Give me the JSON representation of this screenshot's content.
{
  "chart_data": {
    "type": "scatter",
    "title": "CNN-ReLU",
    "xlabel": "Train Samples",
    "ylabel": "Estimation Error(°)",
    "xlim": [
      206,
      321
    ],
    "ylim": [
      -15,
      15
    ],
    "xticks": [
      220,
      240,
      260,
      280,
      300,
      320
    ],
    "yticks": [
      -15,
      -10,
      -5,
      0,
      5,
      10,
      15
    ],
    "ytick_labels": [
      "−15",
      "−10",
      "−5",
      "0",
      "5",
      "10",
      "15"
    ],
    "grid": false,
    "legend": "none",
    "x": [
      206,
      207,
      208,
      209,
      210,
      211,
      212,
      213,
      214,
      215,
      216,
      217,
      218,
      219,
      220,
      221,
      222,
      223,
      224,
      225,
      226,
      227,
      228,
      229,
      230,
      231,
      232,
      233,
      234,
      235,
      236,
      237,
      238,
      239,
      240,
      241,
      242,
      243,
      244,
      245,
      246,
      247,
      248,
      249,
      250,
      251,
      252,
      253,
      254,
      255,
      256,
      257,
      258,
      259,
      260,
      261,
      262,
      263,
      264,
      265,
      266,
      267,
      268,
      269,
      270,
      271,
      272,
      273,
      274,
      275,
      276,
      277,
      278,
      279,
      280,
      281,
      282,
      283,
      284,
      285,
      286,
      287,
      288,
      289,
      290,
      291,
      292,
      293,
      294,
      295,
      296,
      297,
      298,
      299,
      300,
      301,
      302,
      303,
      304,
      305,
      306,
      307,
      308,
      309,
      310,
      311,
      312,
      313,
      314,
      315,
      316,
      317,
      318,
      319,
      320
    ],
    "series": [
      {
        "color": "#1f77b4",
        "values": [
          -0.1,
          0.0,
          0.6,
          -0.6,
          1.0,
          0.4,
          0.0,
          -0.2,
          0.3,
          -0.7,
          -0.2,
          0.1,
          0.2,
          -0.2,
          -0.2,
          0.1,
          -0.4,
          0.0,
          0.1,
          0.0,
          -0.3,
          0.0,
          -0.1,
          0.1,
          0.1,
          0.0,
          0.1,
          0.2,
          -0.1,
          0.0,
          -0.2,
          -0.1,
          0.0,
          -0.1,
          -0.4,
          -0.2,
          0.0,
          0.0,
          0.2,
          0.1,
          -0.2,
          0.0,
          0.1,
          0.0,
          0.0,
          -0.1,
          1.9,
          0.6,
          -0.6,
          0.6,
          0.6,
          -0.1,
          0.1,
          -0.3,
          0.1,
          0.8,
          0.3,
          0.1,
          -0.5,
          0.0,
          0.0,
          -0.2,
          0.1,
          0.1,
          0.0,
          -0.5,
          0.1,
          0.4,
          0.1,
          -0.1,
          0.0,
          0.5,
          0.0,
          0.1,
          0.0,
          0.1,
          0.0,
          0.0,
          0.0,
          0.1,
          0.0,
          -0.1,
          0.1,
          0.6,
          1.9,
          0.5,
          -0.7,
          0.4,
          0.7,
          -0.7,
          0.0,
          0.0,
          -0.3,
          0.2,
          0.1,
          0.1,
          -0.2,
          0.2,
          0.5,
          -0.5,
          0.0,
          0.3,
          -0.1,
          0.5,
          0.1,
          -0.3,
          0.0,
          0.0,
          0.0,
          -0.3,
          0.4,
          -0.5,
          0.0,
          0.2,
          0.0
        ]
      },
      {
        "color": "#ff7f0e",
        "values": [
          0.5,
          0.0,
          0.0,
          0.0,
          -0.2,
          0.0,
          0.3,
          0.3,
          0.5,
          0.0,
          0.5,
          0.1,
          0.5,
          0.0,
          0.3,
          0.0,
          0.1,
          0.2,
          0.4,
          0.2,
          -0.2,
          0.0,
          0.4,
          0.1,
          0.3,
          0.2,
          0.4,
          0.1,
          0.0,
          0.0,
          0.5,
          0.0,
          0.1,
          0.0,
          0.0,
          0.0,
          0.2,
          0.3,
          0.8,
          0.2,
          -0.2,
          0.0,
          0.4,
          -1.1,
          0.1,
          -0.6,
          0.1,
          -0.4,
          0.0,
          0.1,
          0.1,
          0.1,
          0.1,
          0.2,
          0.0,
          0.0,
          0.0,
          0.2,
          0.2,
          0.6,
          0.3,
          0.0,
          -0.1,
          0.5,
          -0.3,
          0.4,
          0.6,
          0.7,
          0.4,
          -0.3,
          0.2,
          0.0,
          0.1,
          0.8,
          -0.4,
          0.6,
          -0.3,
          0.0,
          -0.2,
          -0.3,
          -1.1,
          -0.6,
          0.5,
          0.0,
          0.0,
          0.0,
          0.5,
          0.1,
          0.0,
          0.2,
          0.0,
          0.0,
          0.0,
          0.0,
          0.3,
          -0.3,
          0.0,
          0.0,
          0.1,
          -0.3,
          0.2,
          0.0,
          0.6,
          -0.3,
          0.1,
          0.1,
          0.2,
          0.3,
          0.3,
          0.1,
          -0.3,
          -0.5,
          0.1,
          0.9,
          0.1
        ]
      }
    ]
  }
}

Exercise:
Your task is to quote the listing above word for word.

Solution:
Give me the JSON representation of this screenshot's content.
{
  "chart_data": {
    "type": "scatter",
    "title": "CNN-ReLU",
    "xlabel": "Train Samples",
    "ylabel": "Estimation Error(°)",
    "xlim": [
      206,
      321
    ],
    "ylim": [
      -15,
      15
    ],
    "xticks": [
      220,
      240,
      260,
      280,
      300,
      320
    ],
    "yticks": [
      -15,
      -10,
      -5,
      0,
      5,
      10,
      15
    ],
    "ytick_labels": [
      "−15",
      "−10",
      "−5",
      "0",
      "5",
      "10",
      "15"
    ],
    "grid": false,
    "legend": "none",
    "x": [
      206,
      207,
      208,
      209,
      210,
      211,
      212,
      213,
      214,
      215,
      216,
      217,
      218,
      219,
      220,
      221,
      222,
      223,
      224,
      225,
      226,
      227,
      228,
      229,
      230,
      231,
      232,
      233,
      234,
      235,
      236,
      237,
      238,
      239,
      240,
      241,
      242,
      243,
      244,
      245,
      246,
      247,
      248,
      249,
      250,
      251,
      252,
      253,
      254,
      255,
      256,
      257,
      258,
      259,
      260,
      261,
      262,
      263,
      264,
      265,
      266,
      267,
      268,
      269,
      270,
      271,
      272,
      273,
      274,
      275,
      276,
      277,
      278,
      279,
      280,
      281,
      282,
      283,
      284,
      285,
      286,
      287,
      288,
      289,
      290,
      291,
      292,
      293,
      294,
      295,
      296,
      297,
      298,
      299,
      300,
      301,
      302,
      303,
      304,
      305,
      306,
      307,
      308,
      309,
      310,
      311,
      312,
      313,
      314,
      315,
      316,
      317,
      318,
      319,
      320
    ],
    "series": [
      {
        "color": "#1f77b4",
        "values": [
          -0.1,
          0.0,
          0.6,
          -0.6,
          1.0,
          0.4,
          0.0,
          -0.2,
          0.3,
          -0.7,
          -0.2,
          0.1,
          0.2,
          -0.2,
          -0.2,
          0.1,
          -0.4,
          0.0,
          0.1,
          0.0,
          -0.3,
          0.0,
          -0.1,
          0.1,
          0.1,
          0.0,
          0.1,
          0.2,
          -0.1,
          0.0,
          -0.2,
          -0.1,
          0.0,
          -0.1,
          -0.4,
          -0.2,
          0.0,
          0.0,
          0.2,
          0.1,
          -0.2,
          0.0,
          0.1,
          0.0,
          0.0,
          -0.1,
          1.9,
          0.6,
          -0.6,
          0.6,
          0.6,
          -0.1,
          0.1,
          -0.3,
          0.1,
          0.8,
          0.3,
          0.1,
          -0.5,
          0.0,
          0.0,
          -0.2,
          0.1,
          0.1,
          0.0,
          -0.5,
          0.1,
          0.4,
          0.1,
          -0.1,
          0.0,
          0.5,
          0.0,
          0.1,
          0.0,
          0.1,
          0.0,
          0.0,
          0.0,
          0.1,
          0.0,
          -0.1,
          0.1,
          0.6,
          1.9,
          0.5,
          -0.7,
          0.4,
          0.7,
          -0.7,
          0.0,
          0.0,
          -0.3,
          0.2,
          0.1,
          0.1,
          -0.2,
          0.2,
          0.5,
          -0.5,
          0.0,
          0.3,
          -0.1,
          0.5,
          0.1,
          -0.3,
          0.0,
          0.0,
          0.0,
          -0.3,
          0.4,
          -0.5,
          0.0,
          0.2,
          0.0
        ]
      },
      {
        "color": "#ff7f0e",
        "values": [
          0.5,
          0.0,
          0.0,
          0.0,
          -0.2,
          0.0,
          0.3,
          0.3,
          0.5,
          0.0,
          0.5,
          0.1,
          0.5,
          0.0,
          0.3,
          0.0,
          0.1,
          0.2,
          0.4,
          0.2,
          -0.2,
          0.0,
          0.4,
          0.1,
          0.3,
          0.2,
          0.4,
          0.1,
          0.0,
          0.0,
          0.5,
          0.0,
          0.1,
          0.0,
          0.0,
          0.0,
          0.2,
          0.3,
          0.8,
          0.2,
          -0.2,
          0.0,
          0.4,
          -1.1,
          0.1,
          -0.6,
          0.1,
          -0.4,
          0.0,
          0.1,
          0.1,
          0.1,
          0.1,
          0.2,
          0.0,
          0.0,
          0.0,
          0.2,
          0.2,
          0.6,
          0.3,
          0.0,
          -0.1,
          0.5,
          -0.3,
          0.4,
          0.6,
          0.7,
          0.4,
          -0.3,
          0.2,
          0.0,
          0.1,
          0.8,
          -0.4,
          0.6,
          -0.3,
          0.0,
          -0.2,
          -0.3,
          -1.1,
          -0.6,
          0.5,
          0.0,
          0.0,
          0.0,
          0.5,
          0.1,
          0.0,
          0.2,
          0.0,
          0.0,
          0.0,
          0.0,
          0.3,
          -0.3,
          0.0,
          0.0,
          0.1,
          -0.3,
          0.2,
          0.0,
          0.6,
          -0.3,
          0.1,
          0.1,
          0.2,
          0.3,
          0.3,
          0.1,
          -0.3,
          -0.5,
          0.1,
          0.9,
          0.1
        ]
      }
    ]
  }
}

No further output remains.